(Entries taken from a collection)
──────────────────────────────
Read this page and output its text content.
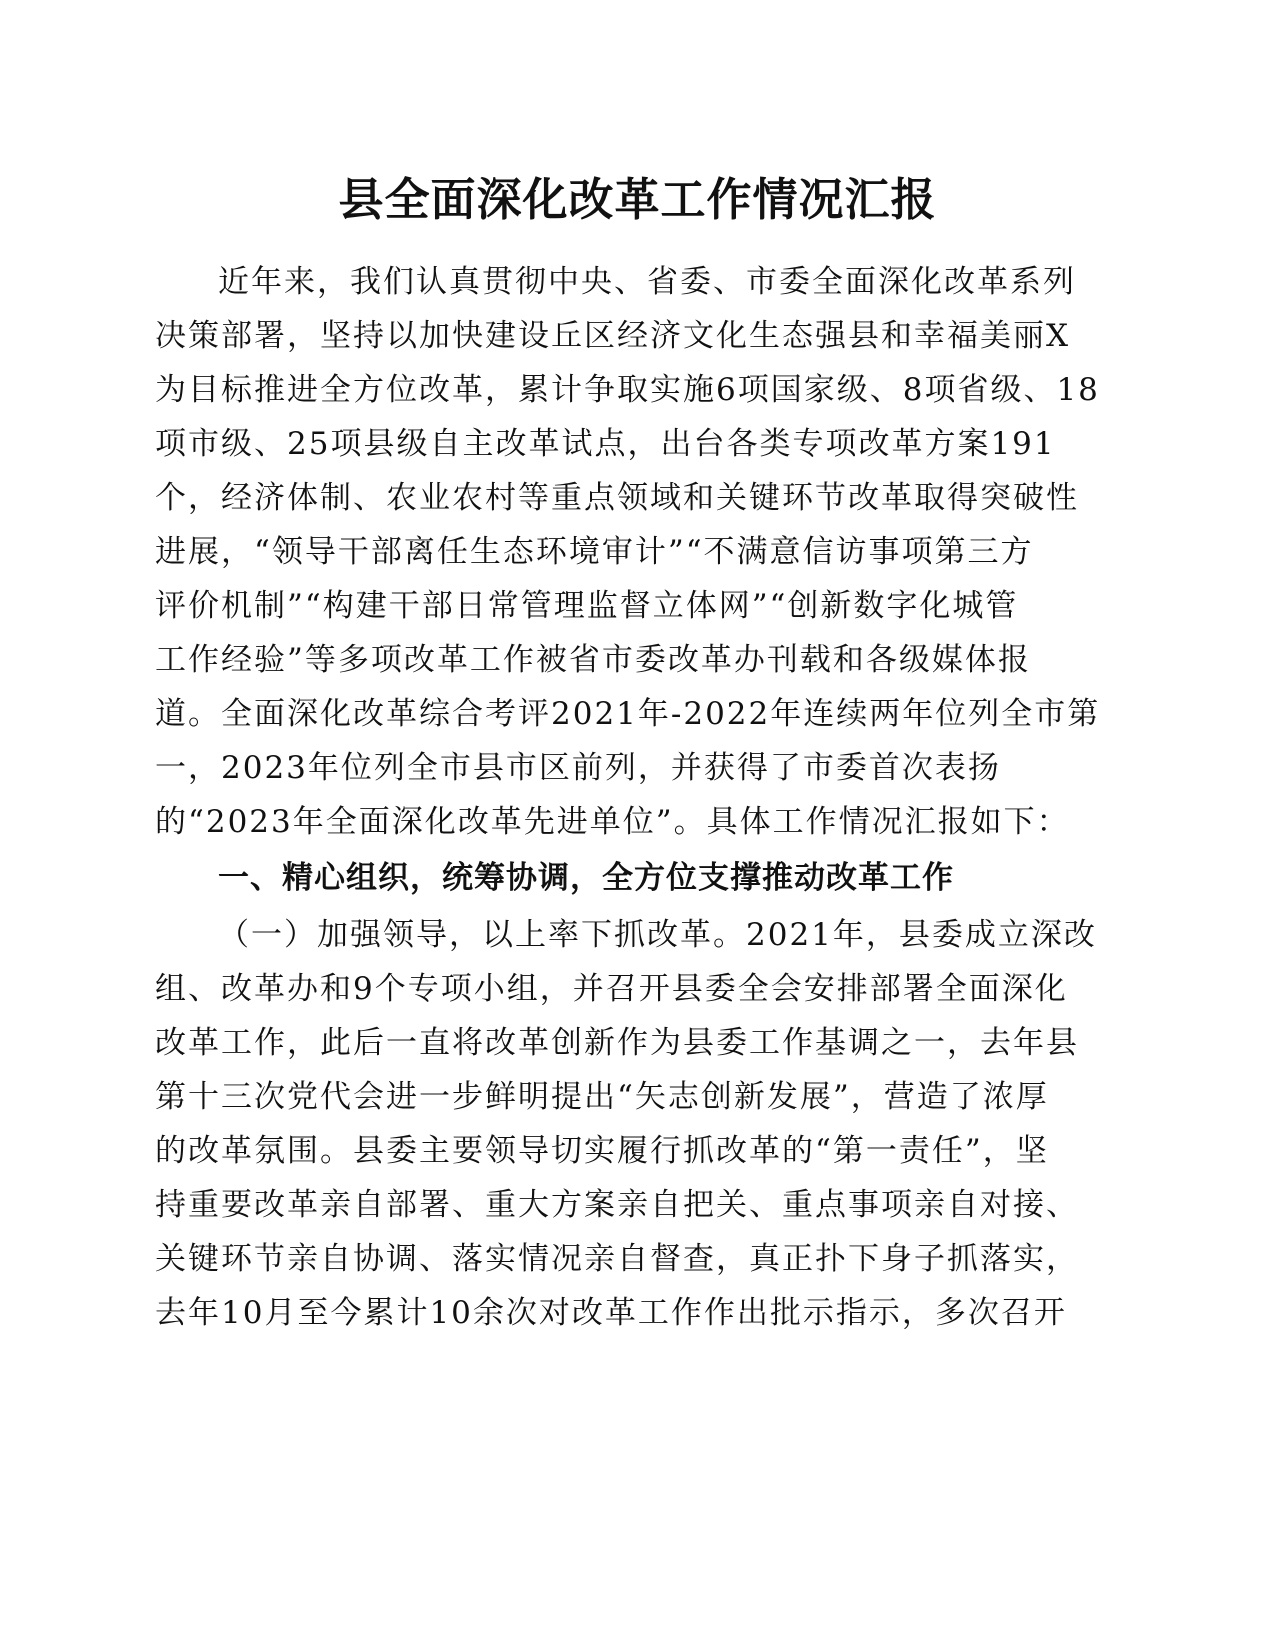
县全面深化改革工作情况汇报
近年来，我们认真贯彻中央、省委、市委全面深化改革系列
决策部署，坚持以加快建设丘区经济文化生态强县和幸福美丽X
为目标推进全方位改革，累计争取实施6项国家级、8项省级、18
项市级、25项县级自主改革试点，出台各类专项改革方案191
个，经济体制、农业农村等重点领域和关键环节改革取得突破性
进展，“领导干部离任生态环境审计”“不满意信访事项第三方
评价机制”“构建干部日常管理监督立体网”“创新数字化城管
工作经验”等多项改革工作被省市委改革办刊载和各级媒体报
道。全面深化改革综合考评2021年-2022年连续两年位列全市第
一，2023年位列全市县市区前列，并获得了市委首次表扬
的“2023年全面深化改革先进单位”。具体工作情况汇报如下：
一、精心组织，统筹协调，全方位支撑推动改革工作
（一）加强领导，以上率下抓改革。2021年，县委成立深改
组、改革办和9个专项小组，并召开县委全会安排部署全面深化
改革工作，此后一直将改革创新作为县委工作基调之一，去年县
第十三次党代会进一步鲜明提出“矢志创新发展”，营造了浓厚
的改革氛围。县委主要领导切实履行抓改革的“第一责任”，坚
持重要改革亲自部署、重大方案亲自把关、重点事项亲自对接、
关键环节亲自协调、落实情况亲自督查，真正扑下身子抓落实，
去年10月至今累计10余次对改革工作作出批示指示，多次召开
──────────────────────────────
Problem statement.
All records should be output exactly, with the pictures left out.

Solution below.
Read this page and output its text content.
县全面深化改革工作情况汇报
近年来，我们认真贯彻中央、省委、市委全面深化改革系列
决策部署，坚持以加快建设丘区经济文化生态强县和幸福美丽X
为目标推进全方位改革，累计争取实施6项国家级、8项省级、18
项市级、25项县级自主改革试点，出台各类专项改革方案191
个，经济体制、农业农村等重点领域和关键环节改革取得突破性
进展，“领导干部离任生态环境审计”“不满意信访事项第三方
评价机制”“构建干部日常管理监督立体网”“创新数字化城管
工作经验”等多项改革工作被省市委改革办刊载和各级媒体报
道。全面深化改革综合考评2021年-2022年连续两年位列全市第
一，2023年位列全市县市区前列，并获得了市委首次表扬
的“2023年全面深化改革先进单位”。具体工作情况汇报如下：
一、精心组织，统筹协调，全方位支撑推动改革工作
（一）加强领导，以上率下抓改革。2021年，县委成立深改
组、改革办和9个专项小组，并召开县委全会安排部署全面深化
改革工作，此后一直将改革创新作为县委工作基调之一，去年县
第十三次党代会进一步鲜明提出“矢志创新发展”，营造了浓厚
的改革氛围。县委主要领导切实履行抓改革的“第一责任”，坚
持重要改革亲自部署、重大方案亲自把关、重点事项亲自对接、
关键环节亲自协调、落实情况亲自督查，真正扑下身子抓落实，
去年10月至今累计10余次对改革工作作出批示指示，多次召开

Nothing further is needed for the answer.